--- Start of Supplied entries ---

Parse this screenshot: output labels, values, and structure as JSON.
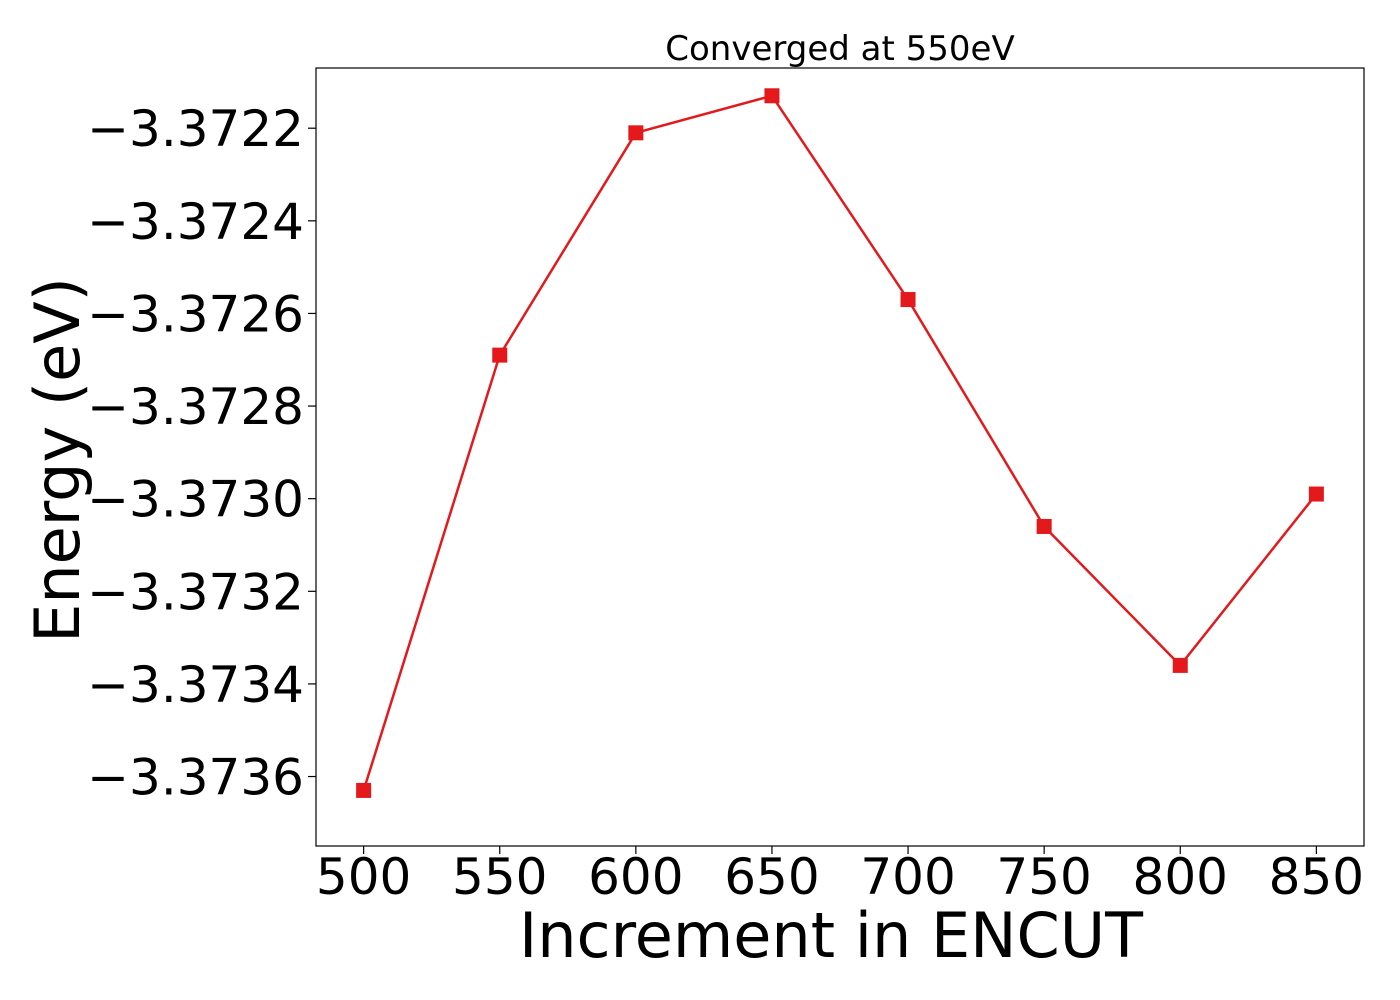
{
  "chart_data": {
    "type": "line",
    "title": "Converged at 550eV",
    "xlabel": "Increment in ENCUT",
    "ylabel": "Energy (eV)",
    "x": [
      500,
      550,
      600,
      650,
      700,
      750,
      800,
      850
    ],
    "series": [
      {
        "values": [
          -3.37363,
          -3.37269,
          -3.37221,
          -3.37213,
          -3.37257,
          -3.37306,
          -3.37336,
          -3.37299
        ],
        "color": "#e3191c",
        "marker": "square"
      }
    ],
    "xlim": [
      482.5,
      867.5
    ],
    "ylim": [
      -3.37375,
      -3.37207
    ],
    "xticks": [
      500,
      550,
      600,
      650,
      700,
      750,
      800,
      850
    ],
    "xtick_labels": [
      "500",
      "550",
      "600",
      "650",
      "700",
      "750",
      "800",
      "850"
    ],
    "yticks": [
      -3.3736,
      -3.3734,
      -3.3732,
      -3.373,
      -3.3728,
      -3.3726,
      -3.3724,
      -3.3722
    ],
    "ytick_labels": [
      "−3.3736",
      "−3.3734",
      "−3.3732",
      "−3.3730",
      "−3.3728",
      "−3.3726",
      "−3.3724",
      "−3.3722"
    ],
    "grid": false,
    "legend": "none"
  }
}
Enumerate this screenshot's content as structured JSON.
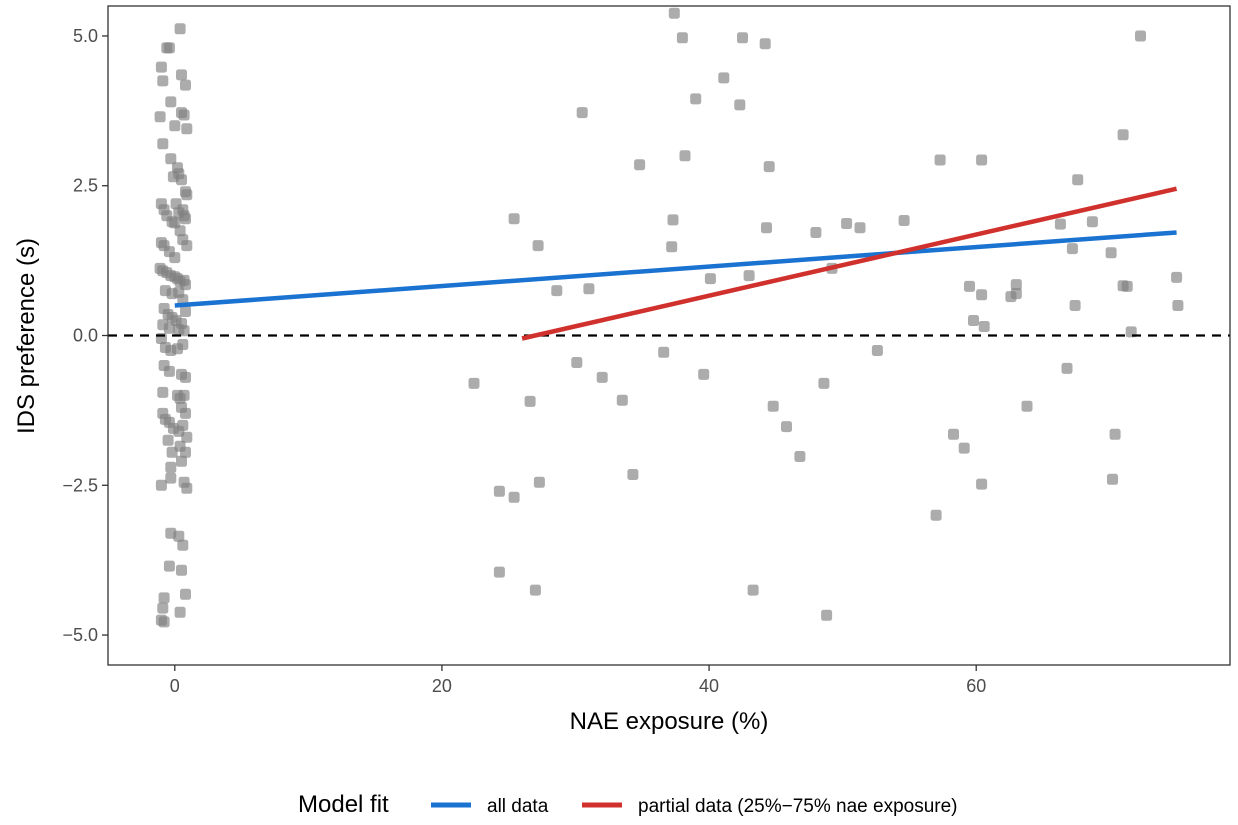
{
  "chart_data": {
    "type": "scatter",
    "xlabel": "NAE exposure (%)",
    "ylabel": "IDS preference (s)",
    "xlim": [
      -5,
      79
    ],
    "ylim": [
      -5.5,
      5.5
    ],
    "x_ticks": [
      0,
      20,
      40,
      60
    ],
    "x_tick_labels": [
      "0",
      "20",
      "40",
      "60"
    ],
    "y_ticks": [
      -5,
      -2.5,
      0,
      2.5,
      5
    ],
    "y_tick_labels": [
      "−5.0",
      "−2.5",
      "0.0",
      "2.5",
      "5.0"
    ],
    "grid": false,
    "reference_line": {
      "y": 0,
      "style": "dashed",
      "color": "#000000"
    },
    "legend": {
      "title": "Model fit",
      "placement": "bottom",
      "entries": [
        {
          "label": "all data",
          "color": "#1a73d1"
        },
        {
          "label": "partial data (25%−75% nae exposure)",
          "color": "#d0312d"
        }
      ]
    },
    "points_color": "#808080",
    "fit_lines": [
      {
        "color": "#1a73d1",
        "x": [
          0,
          75
        ],
        "y": [
          0.5,
          1.72
        ]
      },
      {
        "color": "#d0312d",
        "x": [
          26,
          75
        ],
        "y": [
          -0.05,
          2.45
        ]
      }
    ],
    "points": [
      [
        -0.6,
        4.8
      ],
      [
        -0.4,
        4.8
      ],
      [
        0.4,
        5.12
      ],
      [
        -1.0,
        4.48
      ],
      [
        -0.9,
        4.25
      ],
      [
        0.5,
        4.35
      ],
      [
        0.8,
        4.18
      ],
      [
        -1.1,
        3.65
      ],
      [
        0.5,
        3.72
      ],
      [
        0.7,
        3.68
      ],
      [
        -0.3,
        3.9
      ],
      [
        0.0,
        3.5
      ],
      [
        0.9,
        3.45
      ],
      [
        -0.9,
        3.2
      ],
      [
        -0.3,
        2.95
      ],
      [
        0.2,
        2.8
      ],
      [
        0.3,
        2.7
      ],
      [
        0.5,
        2.6
      ],
      [
        -0.1,
        2.65
      ],
      [
        0.8,
        2.4
      ],
      [
        0.9,
        2.35
      ],
      [
        -1.0,
        2.2
      ],
      [
        -0.8,
        2.1
      ],
      [
        -0.6,
        2.0
      ],
      [
        -0.2,
        1.9
      ],
      [
        0.0,
        1.88
      ],
      [
        0.6,
        2.1
      ],
      [
        0.7,
        2.0
      ],
      [
        0.8,
        1.95
      ],
      [
        0.1,
        2.2
      ],
      [
        0.3,
        2.05
      ],
      [
        0.4,
        1.75
      ],
      [
        0.6,
        1.6
      ],
      [
        0.9,
        1.5
      ],
      [
        -1.0,
        1.55
      ],
      [
        -0.8,
        1.5
      ],
      [
        -0.4,
        1.4
      ],
      [
        0.0,
        1.3
      ],
      [
        -1.1,
        1.12
      ],
      [
        -0.9,
        1.08
      ],
      [
        -0.6,
        1.05
      ],
      [
        -0.3,
        1.0
      ],
      [
        0.0,
        0.98
      ],
      [
        0.2,
        0.95
      ],
      [
        0.4,
        0.9
      ],
      [
        0.7,
        0.92
      ],
      [
        0.8,
        0.85
      ],
      [
        -0.7,
        0.75
      ],
      [
        -0.2,
        0.7
      ],
      [
        0.3,
        0.72
      ],
      [
        0.6,
        0.6
      ],
      [
        -0.8,
        0.45
      ],
      [
        0.8,
        0.4
      ],
      [
        -0.5,
        0.35
      ],
      [
        -0.2,
        0.3
      ],
      [
        0.1,
        0.25
      ],
      [
        0.5,
        0.2
      ],
      [
        -0.9,
        0.18
      ],
      [
        -0.4,
        0.12
      ],
      [
        0.3,
        0.1
      ],
      [
        0.7,
        0.08
      ],
      [
        -1.0,
        -0.05
      ],
      [
        -0.7,
        -0.2
      ],
      [
        -0.3,
        -0.25
      ],
      [
        0.2,
        -0.22
      ],
      [
        0.6,
        -0.15
      ],
      [
        -0.8,
        -0.5
      ],
      [
        -0.4,
        -0.6
      ],
      [
        0.5,
        -0.65
      ],
      [
        0.8,
        -0.7
      ],
      [
        -0.9,
        -0.95
      ],
      [
        0.2,
        -1.0
      ],
      [
        0.4,
        -1.05
      ],
      [
        0.7,
        -1.0
      ],
      [
        0.5,
        -1.2
      ],
      [
        0.8,
        -1.3
      ],
      [
        -0.9,
        -1.3
      ],
      [
        -0.7,
        -1.4
      ],
      [
        -0.4,
        -1.45
      ],
      [
        -0.1,
        -1.55
      ],
      [
        0.3,
        -1.6
      ],
      [
        0.6,
        -1.5
      ],
      [
        0.9,
        -1.7
      ],
      [
        -0.5,
        -1.75
      ],
      [
        -0.2,
        -1.95
      ],
      [
        0.4,
        -1.85
      ],
      [
        0.8,
        -1.95
      ],
      [
        -0.3,
        -2.2
      ],
      [
        0.5,
        -2.1
      ],
      [
        -1.0,
        -2.5
      ],
      [
        -0.3,
        -2.38
      ],
      [
        0.7,
        -2.45
      ],
      [
        0.9,
        -2.55
      ],
      [
        -0.3,
        -3.3
      ],
      [
        0.3,
        -3.35
      ],
      [
        0.6,
        -3.5
      ],
      [
        -0.4,
        -3.85
      ],
      [
        0.5,
        -3.92
      ],
      [
        0.8,
        -4.32
      ],
      [
        -0.8,
        -4.38
      ],
      [
        -0.9,
        -4.55
      ],
      [
        0.4,
        -4.62
      ],
      [
        -1.0,
        -4.75
      ],
      [
        -0.8,
        -4.78
      ],
      [
        22.4,
        -0.8
      ],
      [
        24.3,
        -2.6
      ],
      [
        24.3,
        -3.95
      ],
      [
        25.4,
        -2.7
      ],
      [
        25.4,
        1.95
      ],
      [
        26.6,
        -1.1
      ],
      [
        27.0,
        -4.25
      ],
      [
        27.2,
        1.5
      ],
      [
        27.3,
        -2.45
      ],
      [
        28.6,
        0.75
      ],
      [
        30.1,
        -0.45
      ],
      [
        30.5,
        3.72
      ],
      [
        31.0,
        0.78
      ],
      [
        32.0,
        -0.7
      ],
      [
        33.5,
        -1.08
      ],
      [
        34.3,
        -2.32
      ],
      [
        34.8,
        2.85
      ],
      [
        36.6,
        -0.28
      ],
      [
        37.2,
        1.48
      ],
      [
        37.3,
        1.93
      ],
      [
        37.4,
        5.38
      ],
      [
        38.0,
        4.97
      ],
      [
        38.2,
        3.0
      ],
      [
        39.0,
        3.95
      ],
      [
        39.6,
        -0.65
      ],
      [
        40.1,
        0.95
      ],
      [
        41.1,
        4.3
      ],
      [
        42.3,
        3.85
      ],
      [
        42.5,
        4.97
      ],
      [
        43.0,
        1.0
      ],
      [
        43.3,
        -4.25
      ],
      [
        44.2,
        4.87
      ],
      [
        44.3,
        1.8
      ],
      [
        44.5,
        2.82
      ],
      [
        44.8,
        -1.18
      ],
      [
        45.8,
        -1.52
      ],
      [
        46.8,
        -2.02
      ],
      [
        48.0,
        1.72
      ],
      [
        48.6,
        -0.8
      ],
      [
        48.8,
        -4.67
      ],
      [
        49.2,
        1.12
      ],
      [
        50.3,
        1.87
      ],
      [
        51.3,
        1.8
      ],
      [
        52.6,
        -0.25
      ],
      [
        54.6,
        1.92
      ],
      [
        57.0,
        -3.0
      ],
      [
        57.3,
        2.93
      ],
      [
        58.3,
        -1.65
      ],
      [
        59.1,
        -1.88
      ],
      [
        59.5,
        0.82
      ],
      [
        59.8,
        0.25
      ],
      [
        60.4,
        2.93
      ],
      [
        60.4,
        0.68
      ],
      [
        60.4,
        -2.48
      ],
      [
        60.6,
        0.15
      ],
      [
        62.6,
        0.65
      ],
      [
        63.0,
        0.85
      ],
      [
        63.0,
        0.7
      ],
      [
        63.8,
        -1.18
      ],
      [
        66.3,
        1.86
      ],
      [
        66.8,
        -0.55
      ],
      [
        67.2,
        1.45
      ],
      [
        67.4,
        0.5
      ],
      [
        67.6,
        2.6
      ],
      [
        68.7,
        1.9
      ],
      [
        70.1,
        1.38
      ],
      [
        70.2,
        -2.4
      ],
      [
        70.4,
        -1.65
      ],
      [
        71.0,
        3.35
      ],
      [
        71.0,
        0.83
      ],
      [
        71.3,
        0.82
      ],
      [
        71.6,
        0.06
      ],
      [
        72.3,
        5.0
      ],
      [
        75.0,
        0.97
      ],
      [
        75.1,
        0.5
      ]
    ]
  }
}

--- End of Supplied entries ---

Among the lines of the material, find those that hold the word "xlabel" and copy them.

    "xlabel": "Increment in ENCUT",
    "xlabel": "NAE exposure (%)",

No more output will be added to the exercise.